* **STATED EXERCISE**
Extract each line containing the string "palavras".

* **STORED RECORDS**
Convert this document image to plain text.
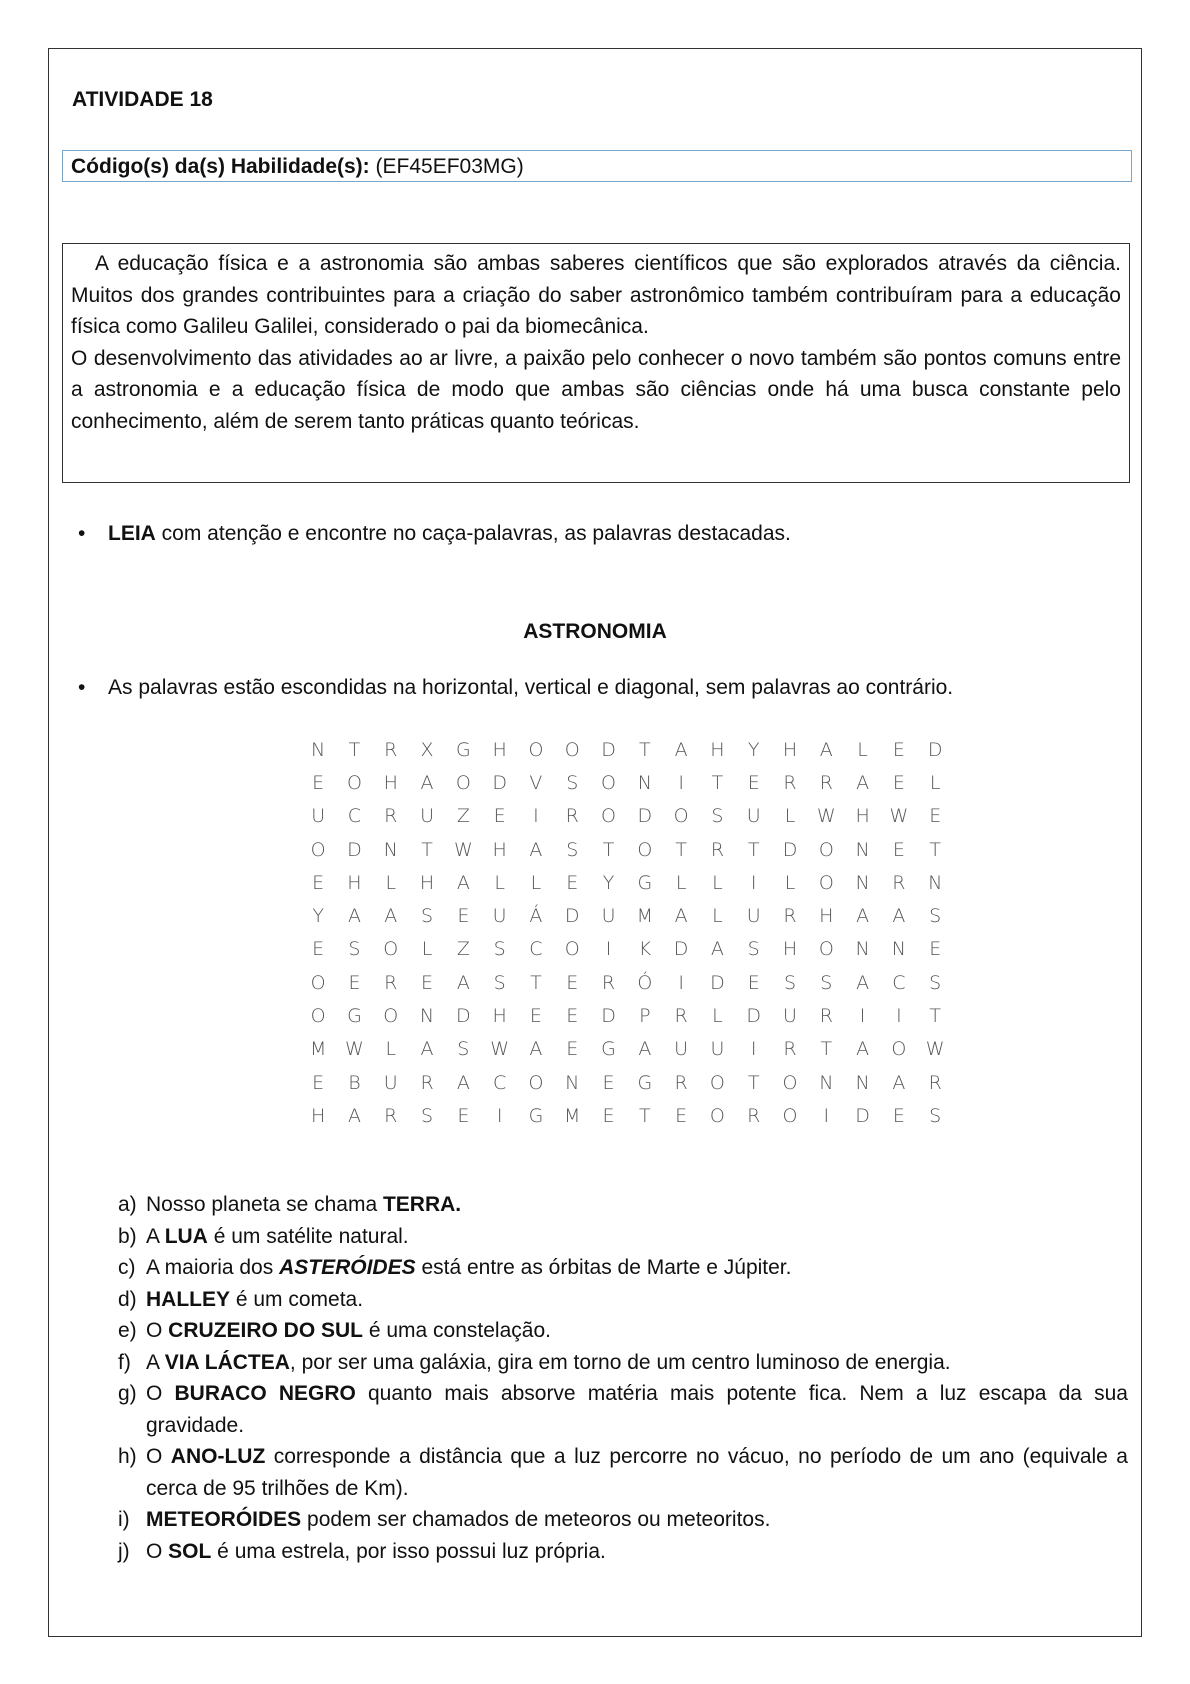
ATIVIDADE 18
Código(s) da(s) Habilidade(s): (EF45EF03MG)

A educação física e a astronomia são ambas saberes científicos que são explorados através da ciência. Muitos dos grandes contribuintes para a criação do saber astronômico também contribuíram para a educação física como Galileu Galilei, considerado o pai da biomecânica.

O desenvolvimento das atividades ao ar livre, a paixão pelo conhecer o novo também são pontos comuns entre a astronomia e a educação física de modo que ambas são ciências onde há uma busca constante pelo conhecimento, além de serem tanto práticas quanto teóricas.

• LEIA com atenção e encontre no caça-palavras, as palavras destacadas.
ASTRONOMIA
• As palavras estão escondidas na horizontal, vertical e diagonal, sem palavras ao contrário.
N	T	R	X	G	H	O	O	D	T	A	H	Y	H	A	L	E	D
E	O	H	A	O	D	V	S	O	N	I	T	E	R	R	A	E	L
U	C	R	U	Z	E	I	R	O	D	O	S	U	L	W	H	W	E
O	D	N	T	W	H	A	S	T	O	T	R	T	D	O	N	E	T
E	H	L	H	A	L	L	E	Y	G	L	L	I	L	O	N	R	N
Y	A	A	S	E	U	Á	D	U	M	A	L	U	R	H	A	A	S
E	S	O	L	Z	S	C	O	I	K	D	A	S	H	O	N	N	E
O	E	R	E	A	S	T	E	R	Ó	I	D	E	S	S	A	C	S
O	G	O	N	D	H	E	E	D	P	R	L	D	U	R	I	I	T
M	W	L	A	S	W	A	E	G	A	U	U	I	R	T	A	O	W
E	B	U	R	A	C	O	N	E	G	R	O	T	O	N	N	A	R
H	A	R	S	E	I	G	M	E	T	E	O	R	O	I	D	E	S
a) Nosso planeta se chama TERRA.
b) A LUA é um satélite natural.
c) A maioria dos ASTERÓIDES está entre as órbitas de Marte e Júpiter.
d) HALLEY é um cometa.
e) O CRUZEIRO DO SUL é uma constelação.
f) A VIA LÁCTEA, por ser uma galáxia, gira em torno de um centro luminoso de energia.
g) O BURACO NEGRO quanto mais absorve matéria mais potente fica. Nem a luz escapa da sua gravidade.
h) O ANO-LUZ corresponde a distância que a luz percorre no vácuo, no período de um ano (equivale a cerca de 95 trilhões de Km).
i) METEORÓIDES podem ser chamados de meteoros ou meteoritos.
j) O SOL é uma estrela, por isso possui luz própria.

* **ANSWER BELOW**
• LEIA com atenção e encontre no caça-palavras, as palavras destacadas.
• As palavras estão escondidas na horizontal, vertical e diagonal, sem palavras ao contrário.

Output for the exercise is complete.